▶ ESTRATTO SCELTO:

Lecco, di oscure origini, dal nome forse ellenico (latino Leucum, come Leucade, bianca), dopo aver seguite le sorti delle due regioni lariana e briantea dalla favolosa epoca degli Orobi alla formazione dei Comuni divenne nel Medio Evo un importante castello, come è facile comprendere dalla sua posizione che le consentiva il comando d'uno dei primi passi lombardi, lo Spluga. Tuttavia delle sue fortificazioni non restano che ruderi di torri, una delle quali presso il Municipio, ridotta a carceri, l'altra accanto alla chiesa maggiore, adattata a campanile. Anche Lecco col suo territorio sofferse dell'ambizione delle famiglie più potenti e dei principi, quando i Comuni divennero signorie. Contesa prima fra i ghibellini Longhi ed i guelfi Benalio, poi tra i Rusca e i Visconti, subì poi le guerre tra Filippo Maria e la Repubblica di Venezia, in potere della quale stette alcuni anni (1428-1452), sempre però in armi, poiché i Visconti e gli Sforza vi avevano mantenuto un loro forte partito. In questo tempo combatterono nel lecchese con varia fortuna i più celebri capitani dell'epoca: Carmagnola, Facino Cane, Piccinino, Colleoni, Cornaro, ecc.
Il territorio di Lecco fu nuovamente in guerra quando il Medeghino (Gian Giacomo de' Medici) tentò di formarsi un principato con le terre del Lario e della Brianza e nel 1512 s'impadronì per sorpresa del grosso borgo, intitolandosi conte di Lecco e coniando monete con tale qualifica; poi tornò in quiete, o più tosto stabile, sottomessa agli Spagnoli, per causa de' quali sofferse nel 1629 il famoso saccheggio dei Lanzichenecchi che andavano all'assedio di Mantova e portarono la peste descritta dal Manzoni. Il solo borgo di Lecco, nel contagio, si afferma perdesse 511 persone.

Dati di previsione dei riquadri di delimitazione:
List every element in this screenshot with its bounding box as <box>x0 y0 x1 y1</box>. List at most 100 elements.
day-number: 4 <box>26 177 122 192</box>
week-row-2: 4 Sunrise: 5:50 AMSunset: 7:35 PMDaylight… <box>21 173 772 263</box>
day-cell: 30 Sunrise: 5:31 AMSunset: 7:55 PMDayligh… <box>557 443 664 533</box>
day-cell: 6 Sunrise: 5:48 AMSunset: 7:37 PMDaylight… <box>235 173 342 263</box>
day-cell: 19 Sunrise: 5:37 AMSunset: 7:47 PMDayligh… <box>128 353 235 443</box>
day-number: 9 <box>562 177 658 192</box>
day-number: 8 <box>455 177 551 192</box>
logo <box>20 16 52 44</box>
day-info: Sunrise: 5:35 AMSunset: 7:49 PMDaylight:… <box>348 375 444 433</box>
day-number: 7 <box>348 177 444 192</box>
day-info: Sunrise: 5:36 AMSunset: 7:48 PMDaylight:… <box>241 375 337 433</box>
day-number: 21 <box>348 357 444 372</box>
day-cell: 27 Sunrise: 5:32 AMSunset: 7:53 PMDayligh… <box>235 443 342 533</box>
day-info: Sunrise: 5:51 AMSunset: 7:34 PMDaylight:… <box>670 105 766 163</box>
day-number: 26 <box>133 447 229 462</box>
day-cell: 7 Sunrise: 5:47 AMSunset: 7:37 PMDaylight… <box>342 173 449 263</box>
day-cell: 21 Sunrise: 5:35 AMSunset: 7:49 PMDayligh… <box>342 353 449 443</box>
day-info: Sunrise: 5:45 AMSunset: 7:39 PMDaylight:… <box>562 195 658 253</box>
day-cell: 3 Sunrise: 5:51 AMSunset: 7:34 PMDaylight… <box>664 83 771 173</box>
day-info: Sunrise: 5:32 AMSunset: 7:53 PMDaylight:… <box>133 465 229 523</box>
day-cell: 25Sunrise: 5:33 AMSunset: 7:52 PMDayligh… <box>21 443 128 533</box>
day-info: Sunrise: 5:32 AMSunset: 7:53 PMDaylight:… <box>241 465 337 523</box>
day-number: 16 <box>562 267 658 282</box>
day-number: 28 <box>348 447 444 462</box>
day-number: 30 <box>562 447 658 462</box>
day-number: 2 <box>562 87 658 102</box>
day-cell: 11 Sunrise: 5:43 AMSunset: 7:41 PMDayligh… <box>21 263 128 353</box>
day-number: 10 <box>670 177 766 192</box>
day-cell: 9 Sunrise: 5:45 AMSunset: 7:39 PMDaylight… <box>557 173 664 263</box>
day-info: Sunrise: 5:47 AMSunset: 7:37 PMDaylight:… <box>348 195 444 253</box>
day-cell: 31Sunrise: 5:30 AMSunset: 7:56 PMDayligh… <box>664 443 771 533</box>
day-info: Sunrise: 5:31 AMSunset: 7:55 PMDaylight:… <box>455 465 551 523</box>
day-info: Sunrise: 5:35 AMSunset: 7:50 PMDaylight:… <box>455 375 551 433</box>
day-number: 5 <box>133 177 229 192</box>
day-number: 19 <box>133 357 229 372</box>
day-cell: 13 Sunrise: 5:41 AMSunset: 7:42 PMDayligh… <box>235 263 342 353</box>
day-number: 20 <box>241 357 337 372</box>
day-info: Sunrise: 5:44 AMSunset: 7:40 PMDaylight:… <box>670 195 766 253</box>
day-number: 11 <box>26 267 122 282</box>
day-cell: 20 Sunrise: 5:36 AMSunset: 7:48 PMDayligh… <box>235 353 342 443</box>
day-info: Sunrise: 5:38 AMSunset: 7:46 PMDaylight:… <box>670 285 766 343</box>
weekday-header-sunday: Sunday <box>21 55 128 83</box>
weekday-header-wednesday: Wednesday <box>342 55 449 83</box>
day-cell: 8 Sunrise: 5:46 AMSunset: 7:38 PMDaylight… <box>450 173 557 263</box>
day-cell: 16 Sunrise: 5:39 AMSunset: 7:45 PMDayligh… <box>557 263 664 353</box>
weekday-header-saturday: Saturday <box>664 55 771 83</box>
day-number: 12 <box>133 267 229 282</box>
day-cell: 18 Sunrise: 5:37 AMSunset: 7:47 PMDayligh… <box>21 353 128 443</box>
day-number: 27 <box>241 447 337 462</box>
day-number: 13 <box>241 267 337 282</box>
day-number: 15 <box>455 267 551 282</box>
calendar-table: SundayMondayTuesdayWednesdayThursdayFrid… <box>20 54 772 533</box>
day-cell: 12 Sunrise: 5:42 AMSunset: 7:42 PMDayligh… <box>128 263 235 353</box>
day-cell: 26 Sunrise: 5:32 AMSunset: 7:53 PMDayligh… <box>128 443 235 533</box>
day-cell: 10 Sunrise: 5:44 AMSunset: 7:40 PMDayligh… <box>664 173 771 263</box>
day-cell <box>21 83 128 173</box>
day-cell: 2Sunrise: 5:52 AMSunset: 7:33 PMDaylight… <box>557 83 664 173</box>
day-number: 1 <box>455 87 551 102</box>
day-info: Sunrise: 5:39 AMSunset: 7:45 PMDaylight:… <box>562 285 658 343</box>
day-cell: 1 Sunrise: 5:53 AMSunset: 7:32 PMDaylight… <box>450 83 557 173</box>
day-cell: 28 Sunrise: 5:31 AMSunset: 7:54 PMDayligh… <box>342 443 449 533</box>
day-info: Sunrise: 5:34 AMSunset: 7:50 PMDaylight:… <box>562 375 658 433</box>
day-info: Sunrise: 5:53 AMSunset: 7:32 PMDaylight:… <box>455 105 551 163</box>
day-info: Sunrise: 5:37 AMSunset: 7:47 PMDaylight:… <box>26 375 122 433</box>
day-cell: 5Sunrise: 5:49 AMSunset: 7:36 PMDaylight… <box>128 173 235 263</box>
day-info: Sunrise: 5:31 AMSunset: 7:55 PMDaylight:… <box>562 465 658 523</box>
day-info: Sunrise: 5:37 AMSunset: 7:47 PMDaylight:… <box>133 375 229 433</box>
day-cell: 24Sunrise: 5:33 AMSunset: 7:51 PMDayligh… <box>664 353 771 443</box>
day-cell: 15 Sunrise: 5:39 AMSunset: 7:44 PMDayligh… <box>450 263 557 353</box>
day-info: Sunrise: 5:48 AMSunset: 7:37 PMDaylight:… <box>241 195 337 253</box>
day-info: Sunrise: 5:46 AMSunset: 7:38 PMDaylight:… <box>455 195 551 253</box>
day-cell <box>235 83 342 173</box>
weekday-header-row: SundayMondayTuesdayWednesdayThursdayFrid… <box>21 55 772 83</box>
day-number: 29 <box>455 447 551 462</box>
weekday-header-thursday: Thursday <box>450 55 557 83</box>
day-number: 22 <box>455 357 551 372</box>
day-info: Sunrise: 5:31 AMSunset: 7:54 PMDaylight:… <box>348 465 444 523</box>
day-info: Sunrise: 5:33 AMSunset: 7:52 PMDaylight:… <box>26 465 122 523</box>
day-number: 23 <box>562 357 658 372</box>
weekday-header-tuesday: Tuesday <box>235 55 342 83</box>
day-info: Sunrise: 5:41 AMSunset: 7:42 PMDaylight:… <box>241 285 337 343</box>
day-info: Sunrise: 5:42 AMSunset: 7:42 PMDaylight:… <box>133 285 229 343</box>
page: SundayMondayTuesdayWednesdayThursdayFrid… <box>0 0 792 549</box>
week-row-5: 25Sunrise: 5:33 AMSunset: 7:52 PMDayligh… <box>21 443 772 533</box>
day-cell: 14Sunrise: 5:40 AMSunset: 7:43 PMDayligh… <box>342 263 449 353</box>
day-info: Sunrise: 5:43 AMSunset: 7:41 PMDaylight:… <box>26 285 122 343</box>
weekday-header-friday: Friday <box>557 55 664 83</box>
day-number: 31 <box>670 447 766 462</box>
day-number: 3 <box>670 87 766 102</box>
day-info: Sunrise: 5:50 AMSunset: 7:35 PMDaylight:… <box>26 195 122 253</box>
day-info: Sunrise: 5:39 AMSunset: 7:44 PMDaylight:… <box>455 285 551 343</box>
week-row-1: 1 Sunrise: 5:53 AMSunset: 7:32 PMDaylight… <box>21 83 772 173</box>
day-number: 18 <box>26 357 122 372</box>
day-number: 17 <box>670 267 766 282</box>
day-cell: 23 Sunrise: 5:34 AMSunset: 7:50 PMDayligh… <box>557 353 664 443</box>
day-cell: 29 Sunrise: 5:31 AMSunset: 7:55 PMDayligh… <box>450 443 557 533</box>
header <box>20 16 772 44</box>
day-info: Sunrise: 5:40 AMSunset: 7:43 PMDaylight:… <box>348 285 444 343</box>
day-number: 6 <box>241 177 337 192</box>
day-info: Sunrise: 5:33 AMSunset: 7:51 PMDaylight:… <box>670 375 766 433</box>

▶ LAVORO RICHIESTO: Riprendi l'estratto sulla storia di Lecco dal punto in cui si ferma e proseguilo. Il materiale non serve.

▶ RISPOSTA FINALE:
Conobbe nuovamente la guerra nel 1799, quando Francesi ed Austriaci si scontrarono dinanzi al famoso ponte visconteo, che fu mutilato d'un arco d'ambe le parti. Nel 1848 i Lecchesi furono tra i primi popoli rurali che, all'annunzio della insurrezione di Milano, fecero prigioniero il presidio austriaco; quindi, armatisi, corsero a Monza, aiutarono quei cittadini a liberarsi dell'imperiale e regia guarnigione e con nuovi rinforzi giunsero a Milano, dove entrarono dal dazio di Porta Comasina, dopo una viva scaramuccia come primo soccorso fraterno dei provinciali ai combattenti milanesi. I Lecchesi tornarono a Milano nell'agosto dello stesso anno per difenderla dal nemico che, inseguendo i vinti Piemontesi, l'aveva investita con grandi forze, ma giunsero quando già era stato stipulato il trattato di resa noto col nome di Armistizio Salasco, e non restò loro che tornarsene e disperdersi in fretta.
«Pochi, ma buoni» veramente sono gl'ingegni fioriti su la terra fertile e nell'aria fina di Lecco. Innanzi tutto Girolamo Morone, lo sfortunato ministro dell'ultimo duca di Milano, Francesco Il Sforza più caro agli Italiani è il nome di Antonio Stoppani (1824-1893), geologo e letterato, probo e liberale sacerdote e il poeta Antonio Ghislanzoni. Né degni d'oblio sono i nomi dello storico locale dottor Giovanni Pozzi, del musicista Luigi Vicini, dell'intagliatore Giacomo Mattarelli, che dedica ventidue anni ad un modello in legno del Duomo di Milano. Lecchese era pure, com'è notorio, la famiglia dei nobili Manzoni.